----- DATASET EXTRACT

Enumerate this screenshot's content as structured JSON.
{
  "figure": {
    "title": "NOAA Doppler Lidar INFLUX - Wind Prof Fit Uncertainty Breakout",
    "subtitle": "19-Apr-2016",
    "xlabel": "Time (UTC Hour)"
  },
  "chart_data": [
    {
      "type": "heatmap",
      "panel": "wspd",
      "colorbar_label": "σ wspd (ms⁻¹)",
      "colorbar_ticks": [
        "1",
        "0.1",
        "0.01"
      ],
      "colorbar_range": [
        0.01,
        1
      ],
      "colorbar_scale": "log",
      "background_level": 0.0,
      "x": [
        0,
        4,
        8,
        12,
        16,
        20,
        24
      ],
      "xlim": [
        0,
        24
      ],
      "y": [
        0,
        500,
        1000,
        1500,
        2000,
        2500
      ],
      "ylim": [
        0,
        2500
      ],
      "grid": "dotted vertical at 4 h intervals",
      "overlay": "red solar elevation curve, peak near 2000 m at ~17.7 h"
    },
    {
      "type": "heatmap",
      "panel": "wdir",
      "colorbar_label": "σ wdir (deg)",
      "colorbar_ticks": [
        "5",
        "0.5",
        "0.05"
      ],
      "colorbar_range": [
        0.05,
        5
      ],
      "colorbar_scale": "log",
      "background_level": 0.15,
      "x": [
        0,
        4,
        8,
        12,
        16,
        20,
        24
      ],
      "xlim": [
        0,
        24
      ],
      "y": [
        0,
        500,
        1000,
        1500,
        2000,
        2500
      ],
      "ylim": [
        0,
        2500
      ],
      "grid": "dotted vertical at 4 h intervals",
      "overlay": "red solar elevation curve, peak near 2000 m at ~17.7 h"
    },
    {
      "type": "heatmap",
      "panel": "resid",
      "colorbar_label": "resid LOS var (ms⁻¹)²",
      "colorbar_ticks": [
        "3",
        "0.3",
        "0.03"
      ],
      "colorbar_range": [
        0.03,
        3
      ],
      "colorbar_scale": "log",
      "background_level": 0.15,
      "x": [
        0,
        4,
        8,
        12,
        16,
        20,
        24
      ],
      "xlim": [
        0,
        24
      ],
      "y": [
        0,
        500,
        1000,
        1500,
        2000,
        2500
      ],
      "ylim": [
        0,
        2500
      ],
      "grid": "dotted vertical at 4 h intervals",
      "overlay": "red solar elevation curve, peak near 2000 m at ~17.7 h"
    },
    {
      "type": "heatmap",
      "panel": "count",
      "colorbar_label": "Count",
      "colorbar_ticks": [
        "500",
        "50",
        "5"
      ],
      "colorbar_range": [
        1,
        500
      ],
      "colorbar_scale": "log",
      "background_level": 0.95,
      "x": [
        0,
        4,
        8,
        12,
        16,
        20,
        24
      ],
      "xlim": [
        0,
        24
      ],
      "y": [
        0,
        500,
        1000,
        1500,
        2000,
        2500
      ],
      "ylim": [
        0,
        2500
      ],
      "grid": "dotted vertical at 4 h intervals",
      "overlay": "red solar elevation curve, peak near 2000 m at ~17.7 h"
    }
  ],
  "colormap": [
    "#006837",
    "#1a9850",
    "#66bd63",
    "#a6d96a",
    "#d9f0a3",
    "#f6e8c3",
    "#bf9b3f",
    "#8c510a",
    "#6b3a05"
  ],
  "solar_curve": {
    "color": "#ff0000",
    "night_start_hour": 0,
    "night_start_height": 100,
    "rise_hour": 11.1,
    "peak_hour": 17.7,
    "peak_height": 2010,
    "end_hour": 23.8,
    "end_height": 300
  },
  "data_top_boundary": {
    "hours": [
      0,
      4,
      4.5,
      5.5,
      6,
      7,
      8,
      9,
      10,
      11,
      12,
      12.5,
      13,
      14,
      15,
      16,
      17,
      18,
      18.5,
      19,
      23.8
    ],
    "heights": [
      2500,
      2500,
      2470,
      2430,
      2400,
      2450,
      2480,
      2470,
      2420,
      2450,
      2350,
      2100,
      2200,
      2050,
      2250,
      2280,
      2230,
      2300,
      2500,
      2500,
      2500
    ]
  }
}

----------

**BRIEF**
Reproduce the entries above in full, verbatim.

**OUTPUT**
Enumerate this screenshot's content as structured JSON.
{
  "figure": {
    "title": "NOAA Doppler Lidar INFLUX - Wind Prof Fit Uncertainty Breakout",
    "subtitle": "19-Apr-2016",
    "xlabel": "Time (UTC Hour)"
  },
  "chart_data": [
    {
      "type": "heatmap",
      "panel": "wspd",
      "colorbar_label": "σ wspd (ms⁻¹)",
      "colorbar_ticks": [
        "1",
        "0.1",
        "0.01"
      ],
      "colorbar_range": [
        0.01,
        1
      ],
      "colorbar_scale": "log",
      "background_level": 0.0,
      "x": [
        0,
        4,
        8,
        12,
        16,
        20,
        24
      ],
      "xlim": [
        0,
        24
      ],
      "y": [
        0,
        500,
        1000,
        1500,
        2000,
        2500
      ],
      "ylim": [
        0,
        2500
      ],
      "grid": "dotted vertical at 4 h intervals",
      "overlay": "red solar elevation curve, peak near 2000 m at ~17.7 h"
    },
    {
      "type": "heatmap",
      "panel": "wdir",
      "colorbar_label": "σ wdir (deg)",
      "colorbar_ticks": [
        "5",
        "0.5",
        "0.05"
      ],
      "colorbar_range": [
        0.05,
        5
      ],
      "colorbar_scale": "log",
      "background_level": 0.15,
      "x": [
        0,
        4,
        8,
        12,
        16,
        20,
        24
      ],
      "xlim": [
        0,
        24
      ],
      "y": [
        0,
        500,
        1000,
        1500,
        2000,
        2500
      ],
      "ylim": [
        0,
        2500
      ],
      "grid": "dotted vertical at 4 h intervals",
      "overlay": "red solar elevation curve, peak near 2000 m at ~17.7 h"
    },
    {
      "type": "heatmap",
      "panel": "resid",
      "colorbar_label": "resid LOS var (ms⁻¹)²",
      "colorbar_ticks": [
        "3",
        "0.3",
        "0.03"
      ],
      "colorbar_range": [
        0.03,
        3
      ],
      "colorbar_scale": "log",
      "background_level": 0.15,
      "x": [
        0,
        4,
        8,
        12,
        16,
        20,
        24
      ],
      "xlim": [
        0,
        24
      ],
      "y": [
        0,
        500,
        1000,
        1500,
        2000,
        2500
      ],
      "ylim": [
        0,
        2500
      ],
      "grid": "dotted vertical at 4 h intervals",
      "overlay": "red solar elevation curve, peak near 2000 m at ~17.7 h"
    },
    {
      "type": "heatmap",
      "panel": "count",
      "colorbar_label": "Count",
      "colorbar_ticks": [
        "500",
        "50",
        "5"
      ],
      "colorbar_range": [
        1,
        500
      ],
      "colorbar_scale": "log",
      "background_level": 0.95,
      "x": [
        0,
        4,
        8,
        12,
        16,
        20,
        24
      ],
      "xlim": [
        0,
        24
      ],
      "y": [
        0,
        500,
        1000,
        1500,
        2000,
        2500
      ],
      "ylim": [
        0,
        2500
      ],
      "grid": "dotted vertical at 4 h intervals",
      "overlay": "red solar elevation curve, peak near 2000 m at ~17.7 h"
    }
  ],
  "colormap": [
    "#006837",
    "#1a9850",
    "#66bd63",
    "#a6d96a",
    "#d9f0a3",
    "#f6e8c3",
    "#bf9b3f",
    "#8c510a",
    "#6b3a05"
  ],
  "solar_curve": {
    "color": "#ff0000",
    "night_start_hour": 0,
    "night_start_height": 100,
    "rise_hour": 11.1,
    "peak_hour": 17.7,
    "peak_height": 2010,
    "end_hour": 23.8,
    "end_height": 300
  },
  "data_top_boundary": {
    "hours": [
      0,
      4,
      4.5,
      5.5,
      6,
      7,
      8,
      9,
      10,
      11,
      12,
      12.5,
      13,
      14,
      15,
      16,
      17,
      18,
      18.5,
      19,
      23.8
    ],
    "heights": [
      2500,
      2500,
      2470,
      2430,
      2400,
      2450,
      2480,
      2470,
      2420,
      2450,
      2350,
      2100,
      2200,
      2050,
      2250,
      2280,
      2230,
      2300,
      2500,
      2500,
      2500
    ]
  }
}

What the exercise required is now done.